[Start Text section]
The weathered mountain jocks of Jackson, Wyoming, enjoy a backyard brimming with the jagged Tetons and are perhaps the last folks you'd expect to find in a gym. But at the moment they're all but flocking indoors. Indeed, it's standing room only at the town's two health clubs, and for good reason: Running, hiking, and cycling do not winter athletes make, and what does create them — primarily increased strength — can't be gotten overnight. So with the season just a cold front or two away, the cram sessions have begun.
Now's the time to scurry under the barbells, since expert advice suggests that appreciable weight-room results require a good six weeks of dedication. Our cherished winter sports of downhill skiing, snowboarding, telemark skiing, and ice skating rely heavily on strength training because they all demand quick bursts of effort. We spend eight months focusing on endurance, giving strength training short shrift, but come winter, power is central to our efforts on snow and ice.
[End Text section]
» **Prompt a**:
Set down the passage on winter strength training from "Now's the time" to "snow and ice.".
[Start Data listing]
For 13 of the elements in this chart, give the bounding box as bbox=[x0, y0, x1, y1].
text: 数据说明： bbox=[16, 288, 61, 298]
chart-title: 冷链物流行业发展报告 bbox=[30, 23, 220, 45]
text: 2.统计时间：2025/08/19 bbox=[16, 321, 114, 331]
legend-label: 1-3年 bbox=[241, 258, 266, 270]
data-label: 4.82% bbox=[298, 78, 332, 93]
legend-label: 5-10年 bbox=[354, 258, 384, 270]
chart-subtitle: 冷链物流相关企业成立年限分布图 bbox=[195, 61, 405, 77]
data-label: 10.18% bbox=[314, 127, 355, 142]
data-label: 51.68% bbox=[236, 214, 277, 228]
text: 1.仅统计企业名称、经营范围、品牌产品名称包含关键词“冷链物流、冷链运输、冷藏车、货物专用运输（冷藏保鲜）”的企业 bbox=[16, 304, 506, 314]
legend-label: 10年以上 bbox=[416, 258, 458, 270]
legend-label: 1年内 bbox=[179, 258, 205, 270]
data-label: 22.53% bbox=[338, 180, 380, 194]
[End Data listing]
» **Prompt b**:
Extract the lines of the records from the first line through the line with "data-label: 4.82% bbox=[298, 78, 332, 93]", word for word.

» **Worked solution a**:
Now's the time to scurry under the barbells, since expert advice suggests that appreciable weight-room results require a good six weeks of dedication. Our cherished winter sports of downhill skiing, snowboarding, telemark skiing, and ice skating rely heavily on strength training because they all demand quick bursts of effort. We spend eight months focusing on endurance, giving strength training short shrift, but come winter, power is central to our efforts on snow and ice.

» **Worked solution b**:
For 13 of the elements in this chart, give the bounding box as bbox=[x0, y0, x1, y1].
text: 数据说明： bbox=[16, 288, 61, 298]
chart-title: 冷链物流行业发展报告 bbox=[30, 23, 220, 45]
text: 2.统计时间：2025/08/19 bbox=[16, 321, 114, 331]
legend-label: 1-3年 bbox=[241, 258, 266, 270]
data-label: 4.82% bbox=[298, 78, 332, 93]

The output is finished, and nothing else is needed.